TASK BRIEF: In the records that follow, locate every line with "this" and extract it.

ROWS:
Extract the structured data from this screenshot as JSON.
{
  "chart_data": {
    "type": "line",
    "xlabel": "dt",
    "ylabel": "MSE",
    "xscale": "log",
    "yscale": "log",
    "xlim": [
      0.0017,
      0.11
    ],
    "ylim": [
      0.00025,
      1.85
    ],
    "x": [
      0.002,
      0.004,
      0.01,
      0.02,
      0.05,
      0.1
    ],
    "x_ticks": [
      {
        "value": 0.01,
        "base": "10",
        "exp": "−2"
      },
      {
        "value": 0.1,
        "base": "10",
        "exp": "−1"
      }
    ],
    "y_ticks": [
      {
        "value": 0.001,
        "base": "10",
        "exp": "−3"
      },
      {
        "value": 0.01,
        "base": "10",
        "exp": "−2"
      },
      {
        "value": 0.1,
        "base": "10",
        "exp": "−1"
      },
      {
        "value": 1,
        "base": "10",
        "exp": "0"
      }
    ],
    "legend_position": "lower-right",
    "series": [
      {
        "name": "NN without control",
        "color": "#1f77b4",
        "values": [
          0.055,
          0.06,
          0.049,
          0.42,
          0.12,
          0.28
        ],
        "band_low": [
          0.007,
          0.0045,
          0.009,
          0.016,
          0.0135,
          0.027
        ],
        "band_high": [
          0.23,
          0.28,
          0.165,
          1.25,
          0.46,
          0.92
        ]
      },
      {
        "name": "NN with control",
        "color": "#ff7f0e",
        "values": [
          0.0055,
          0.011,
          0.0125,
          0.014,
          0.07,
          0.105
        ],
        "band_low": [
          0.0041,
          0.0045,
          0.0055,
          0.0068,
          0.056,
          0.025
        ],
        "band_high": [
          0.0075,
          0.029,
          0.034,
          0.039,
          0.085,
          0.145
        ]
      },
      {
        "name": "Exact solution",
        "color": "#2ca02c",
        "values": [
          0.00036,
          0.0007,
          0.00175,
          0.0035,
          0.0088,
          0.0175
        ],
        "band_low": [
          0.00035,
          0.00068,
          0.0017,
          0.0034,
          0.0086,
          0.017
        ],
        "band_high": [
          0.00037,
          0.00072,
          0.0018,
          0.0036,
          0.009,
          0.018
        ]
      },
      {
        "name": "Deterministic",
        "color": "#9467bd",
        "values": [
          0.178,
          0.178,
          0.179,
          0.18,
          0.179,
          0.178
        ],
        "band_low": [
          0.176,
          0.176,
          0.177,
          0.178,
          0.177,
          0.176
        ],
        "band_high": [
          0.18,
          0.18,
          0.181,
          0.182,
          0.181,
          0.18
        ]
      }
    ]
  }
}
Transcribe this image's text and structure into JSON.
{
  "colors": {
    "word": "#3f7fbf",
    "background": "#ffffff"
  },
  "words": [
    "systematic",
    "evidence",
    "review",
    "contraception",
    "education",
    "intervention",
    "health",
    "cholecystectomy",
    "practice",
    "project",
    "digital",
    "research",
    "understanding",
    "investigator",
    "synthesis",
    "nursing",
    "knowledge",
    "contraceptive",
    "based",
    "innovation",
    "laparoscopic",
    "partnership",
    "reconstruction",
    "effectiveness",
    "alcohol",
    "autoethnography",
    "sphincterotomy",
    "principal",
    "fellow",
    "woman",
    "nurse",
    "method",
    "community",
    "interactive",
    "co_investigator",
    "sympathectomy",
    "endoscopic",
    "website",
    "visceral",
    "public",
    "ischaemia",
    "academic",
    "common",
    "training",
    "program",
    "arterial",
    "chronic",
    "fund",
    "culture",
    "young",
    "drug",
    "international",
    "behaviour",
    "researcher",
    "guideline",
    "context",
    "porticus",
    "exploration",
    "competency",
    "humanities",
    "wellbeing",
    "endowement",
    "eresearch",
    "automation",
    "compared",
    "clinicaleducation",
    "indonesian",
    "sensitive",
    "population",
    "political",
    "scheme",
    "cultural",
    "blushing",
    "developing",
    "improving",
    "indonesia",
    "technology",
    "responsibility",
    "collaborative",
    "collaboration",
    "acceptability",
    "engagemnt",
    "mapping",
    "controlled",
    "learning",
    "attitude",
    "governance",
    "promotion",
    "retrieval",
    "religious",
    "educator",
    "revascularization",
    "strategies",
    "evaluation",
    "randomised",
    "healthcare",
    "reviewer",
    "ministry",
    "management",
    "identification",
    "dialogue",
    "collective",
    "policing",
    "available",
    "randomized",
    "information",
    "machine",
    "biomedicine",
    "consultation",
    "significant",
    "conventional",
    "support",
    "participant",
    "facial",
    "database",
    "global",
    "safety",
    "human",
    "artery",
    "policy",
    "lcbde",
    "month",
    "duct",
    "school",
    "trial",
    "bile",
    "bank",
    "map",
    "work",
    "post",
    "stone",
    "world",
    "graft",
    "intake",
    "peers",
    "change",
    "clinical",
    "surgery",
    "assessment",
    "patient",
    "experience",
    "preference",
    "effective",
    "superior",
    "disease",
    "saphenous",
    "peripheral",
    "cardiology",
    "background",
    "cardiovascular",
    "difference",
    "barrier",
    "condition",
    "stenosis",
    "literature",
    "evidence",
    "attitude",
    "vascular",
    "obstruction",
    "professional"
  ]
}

FULL ANSWER:
Extract the structured data from this screenshot as JSON.
Transcribe this image's text and structure into JSON.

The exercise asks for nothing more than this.